_Brief_.
Determine how many lines in the records include "JSON". Write the number and nothing more.

+++ Data to process

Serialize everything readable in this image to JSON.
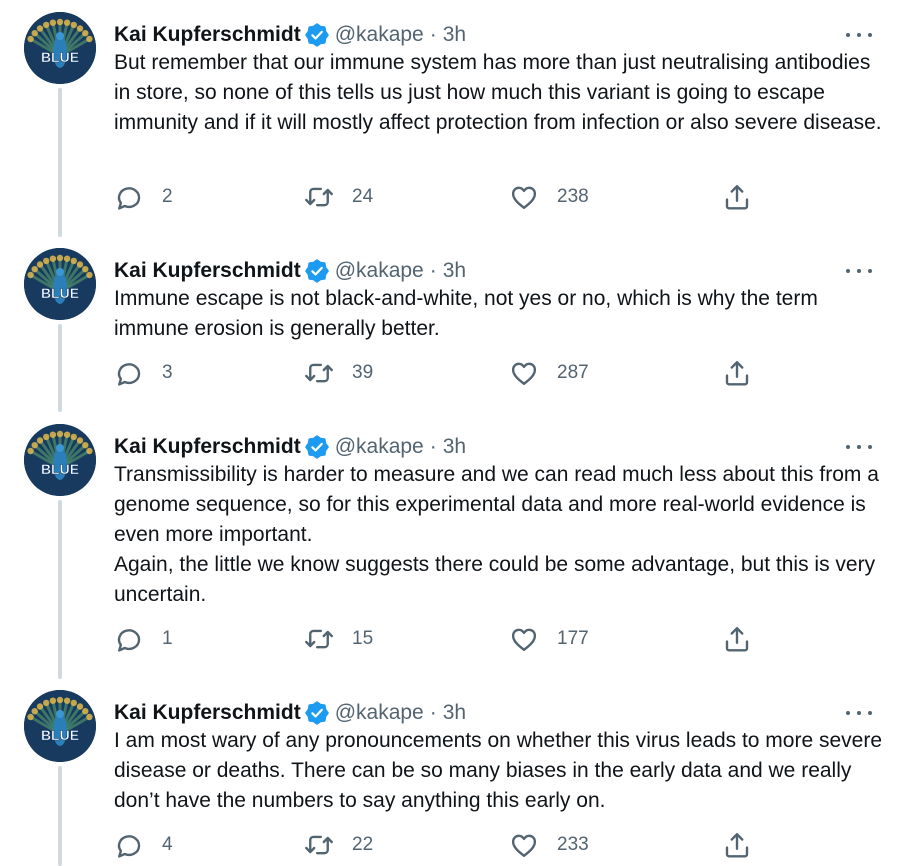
{
  "colors": {
    "verified_badge": "#1d9bf0",
    "secondary_text": "#536471",
    "thread_line": "#cfd9de"
  },
  "avatar_text": "BLUE",
  "tweets": [
    {
      "author_name": "Kai Kupferschmidt",
      "handle": "@kakape",
      "separator": "·",
      "time": "3h",
      "text": [
        "But remember that our immune system has more than just neutralising antibodies in store, so none of this tells us just how much this variant is going to escape immunity and if it will mostly affect protection from infection or also severe disease."
      ],
      "replies": "2",
      "retweets": "24",
      "likes": "238"
    },
    {
      "author_name": "Kai Kupferschmidt",
      "handle": "@kakape",
      "separator": "·",
      "time": "3h",
      "text": [
        "Immune escape is not black-and-white, not yes or no, which is why the term immune erosion is generally better."
      ],
      "replies": "3",
      "retweets": "39",
      "likes": "287"
    },
    {
      "author_name": "Kai Kupferschmidt",
      "handle": "@kakape",
      "separator": "·",
      "time": "3h",
      "text": [
        "Transmissibility is harder to measure and we can read much less about this from a genome sequence, so for this experimental data and more real-world evidence is even more important.",
        "Again, the little we know suggests there could be some advantage, but this is very uncertain."
      ],
      "replies": "1",
      "retweets": "15",
      "likes": "177"
    },
    {
      "author_name": "Kai Kupferschmidt",
      "handle": "@kakape",
      "separator": "·",
      "time": "3h",
      "text": [
        "I am most wary of any pronouncements on whether this virus leads to more severe disease or deaths. There can be so many biases in the early data and we really don’t have the numbers to say anything this early on."
      ],
      "replies": "4",
      "retweets": "22",
      "likes": "233"
    }
  ]
}
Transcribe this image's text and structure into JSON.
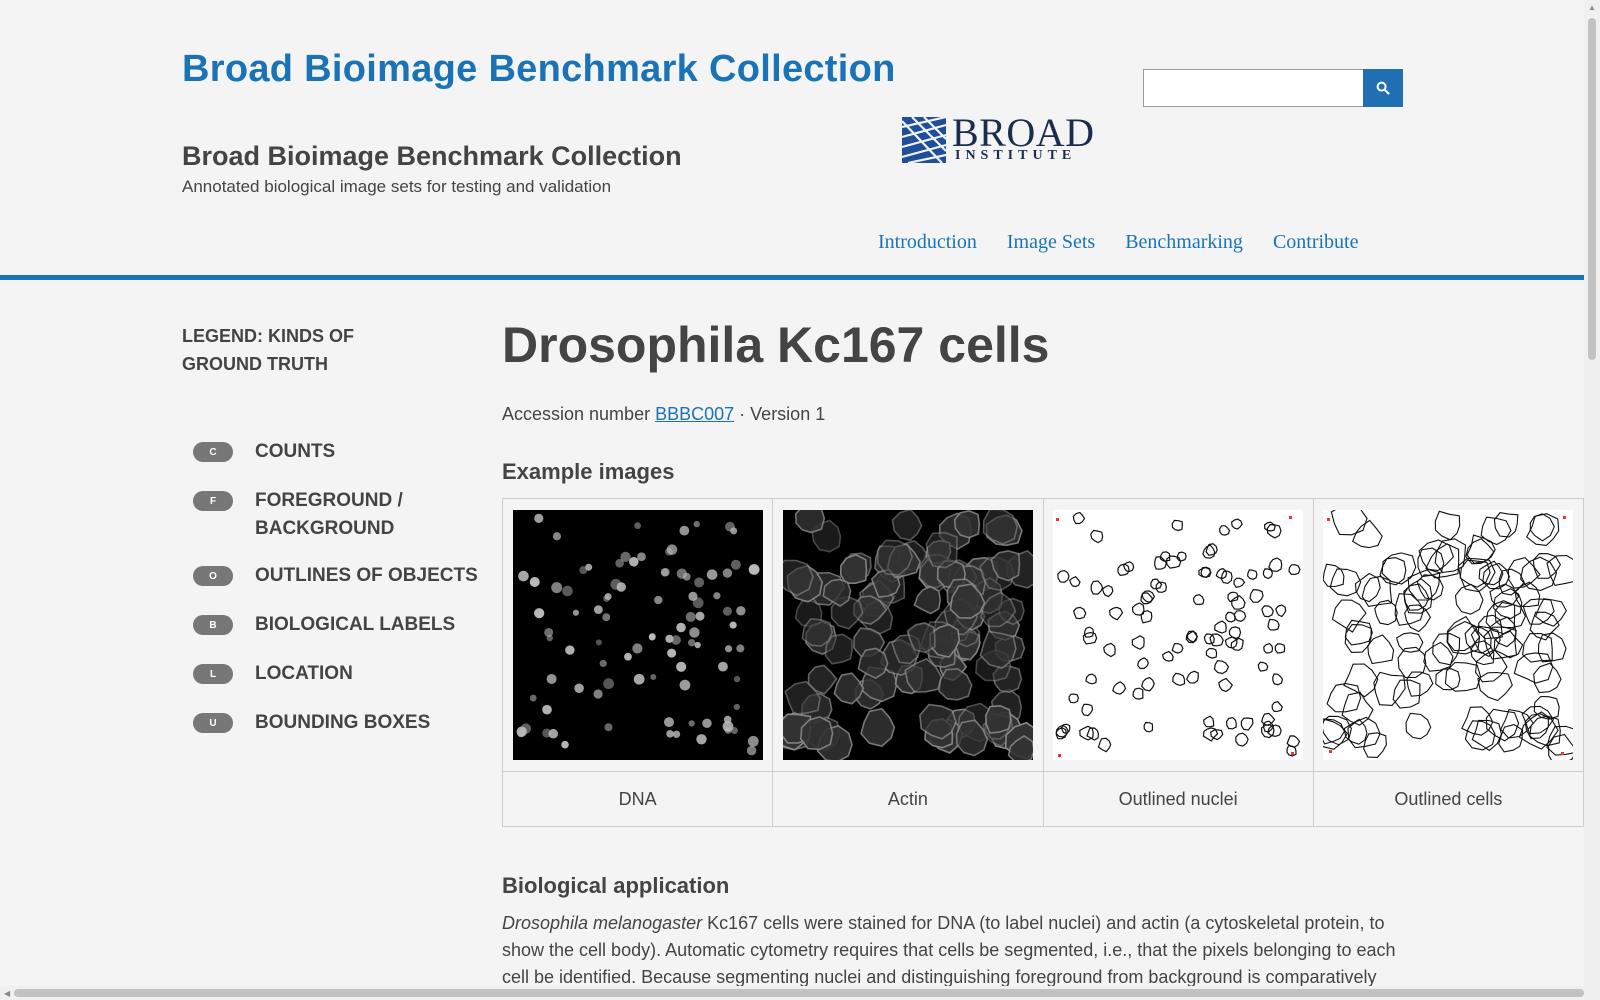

++++++

_Finished task_.
2